# Entries start

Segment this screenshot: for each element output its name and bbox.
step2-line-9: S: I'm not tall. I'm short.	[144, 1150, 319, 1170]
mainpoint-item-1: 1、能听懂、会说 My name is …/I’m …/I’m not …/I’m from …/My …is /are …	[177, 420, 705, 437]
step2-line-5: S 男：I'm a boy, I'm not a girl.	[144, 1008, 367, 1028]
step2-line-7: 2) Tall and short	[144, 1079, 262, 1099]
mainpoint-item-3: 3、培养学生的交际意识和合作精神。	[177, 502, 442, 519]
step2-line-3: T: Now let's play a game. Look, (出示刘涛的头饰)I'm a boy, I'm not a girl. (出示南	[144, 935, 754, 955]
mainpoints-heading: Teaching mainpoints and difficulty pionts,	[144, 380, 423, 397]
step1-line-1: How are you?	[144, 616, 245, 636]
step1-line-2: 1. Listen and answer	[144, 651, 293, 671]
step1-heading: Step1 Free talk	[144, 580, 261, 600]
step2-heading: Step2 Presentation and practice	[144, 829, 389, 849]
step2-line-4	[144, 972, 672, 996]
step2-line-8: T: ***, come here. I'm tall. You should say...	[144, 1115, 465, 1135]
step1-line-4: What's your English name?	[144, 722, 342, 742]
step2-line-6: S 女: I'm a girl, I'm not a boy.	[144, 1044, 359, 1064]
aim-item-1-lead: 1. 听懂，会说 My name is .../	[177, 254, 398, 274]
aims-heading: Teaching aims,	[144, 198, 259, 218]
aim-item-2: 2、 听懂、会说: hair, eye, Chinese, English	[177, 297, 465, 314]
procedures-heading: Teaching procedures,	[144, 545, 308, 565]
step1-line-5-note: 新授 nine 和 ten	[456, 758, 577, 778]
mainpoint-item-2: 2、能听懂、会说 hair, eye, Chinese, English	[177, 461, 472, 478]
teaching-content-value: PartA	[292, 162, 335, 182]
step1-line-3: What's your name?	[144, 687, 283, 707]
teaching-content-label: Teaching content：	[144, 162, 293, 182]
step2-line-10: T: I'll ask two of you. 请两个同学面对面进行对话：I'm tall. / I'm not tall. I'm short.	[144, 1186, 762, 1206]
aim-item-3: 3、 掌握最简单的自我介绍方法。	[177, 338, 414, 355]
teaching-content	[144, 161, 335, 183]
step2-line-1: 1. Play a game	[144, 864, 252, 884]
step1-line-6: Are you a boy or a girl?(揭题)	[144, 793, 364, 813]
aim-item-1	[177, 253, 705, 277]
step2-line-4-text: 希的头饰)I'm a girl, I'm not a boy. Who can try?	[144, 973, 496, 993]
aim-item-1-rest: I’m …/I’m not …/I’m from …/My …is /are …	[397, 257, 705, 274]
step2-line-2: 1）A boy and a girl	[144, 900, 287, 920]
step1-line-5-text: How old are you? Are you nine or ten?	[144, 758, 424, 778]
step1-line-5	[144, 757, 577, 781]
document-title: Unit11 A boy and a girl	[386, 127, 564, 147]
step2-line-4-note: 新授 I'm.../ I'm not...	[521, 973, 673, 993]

# Entries end

**Exercise task**
Can you turn every line of the items above into a JSON list of strings, one string per line, skipping any blank lines?

**Result of the task**
[
  "Segment this screenshot: for each element output its name and bbox.",
  "step2-line-9: S: I'm not tall. I'm short.\t[144, 1150, 319, 1170]",
  "mainpoint-item-1: 1、能听懂、会说 My name is …/I’m …/I’m not …/I’m from …/My …is /are …\t[177, 420, 705, 437]",
  "step2-line-5: S 男：I'm a boy, I'm not a girl.\t[144, 1008, 367, 1028]",
  "step2-line-7: 2) Tall and short\t[144, 1079, 262, 1099]",
  "mainpoint-item-3: 3、培养学生的交际意识和合作精神。\t[177, 502, 442, 519]",
  "step2-line-3: T: Now let's play a game. Look, (出示刘涛的头饰)I'm a boy, I'm not a girl. (出示南\t[144, 935, 754, 955]",
  "mainpoints-heading: Teaching mainpoints and difficulty pionts,\t[144, 380, 423, 397]",
  "step1-line-1: How are you?\t[144, 616, 245, 636]",
  "step1-line-2: 1. Listen and answer\t[144, 651, 293, 671]",
  "step1-heading: Step1 Free talk\t[144, 580, 261, 600]",
  "step2-heading: Step2 Presentation and practice\t[144, 829, 389, 849]",
  "step2-line-4\t[144, 972, 672, 996]",
  "step2-line-8: T: ***, come here. I'm tall. You should say...\t[144, 1115, 465, 1135]",
  "step1-line-4: What's your English name?\t[144, 722, 342, 742]",
  "step2-line-6: S 女: I'm a girl, I'm not a boy.\t[144, 1044, 359, 1064]",
  "aim-item-1-lead: 1. 听懂，会说 My name is .../\t[177, 254, 398, 274]",
  "aims-heading: Teaching aims,\t[144, 198, 259, 218]",
  "aim-item-2: 2、 听懂、会说: hair, eye, Chinese, English\t[177, 297, 465, 314]",
  "procedures-heading: Teaching procedures,\t[144, 545, 308, 565]",
  "step1-line-5-note: 新授 nine 和 ten\t[456, 758, 577, 778]",
  "mainpoint-item-2: 2、能听懂、会说 hair, eye, Chinese, English\t[177, 461, 472, 478]",
  "teaching-content-value: PartA\t[292, 162, 335, 182]",
  "step1-line-3: What's your name?\t[144, 687, 283, 707]",
  "teaching-content-label: Teaching content：\t[144, 162, 293, 182]",
  "step2-line-10: T: I'll ask two of you. 请两个同学面对面进行对话：I'm tall. / I'm not tall. I'm short.\t[144, 1186, 762, 1206]",
  "aim-item-3: 3、 掌握最简单的自我介绍方法。\t[177, 338, 414, 355]",
  "teaching-content\t[144, 161, 335, 183]",
  "step2-line-1: 1. Play a game\t[144, 864, 252, 884]",
  "step1-line-6: Are you a boy or a girl?(揭题)\t[144, 793, 364, 813]",
  "aim-item-1\t[177, 253, 705, 277]",
  "step2-line-4-text: 希的头饰)I'm a girl, I'm not a boy. Who can try?\t[144, 973, 496, 993]",
  "aim-item-1-rest: I’m …/I’m not …/I’m from …/My …is /are …\t[397, 257, 705, 274]",
  "step2-line-2: 1）A boy and a girl\t[144, 900, 287, 920]",
  "step1-line-5-text: How old are you? Are you nine or ten?\t[144, 758, 424, 778]",
  "step1-line-5\t[144, 757, 577, 781]",
  "document-title: Unit11 A boy and a girl\t[386, 127, 564, 147]",
  "step2-line-4-note: 新授 I'm.../ I'm not...\t[521, 973, 673, 993]"
]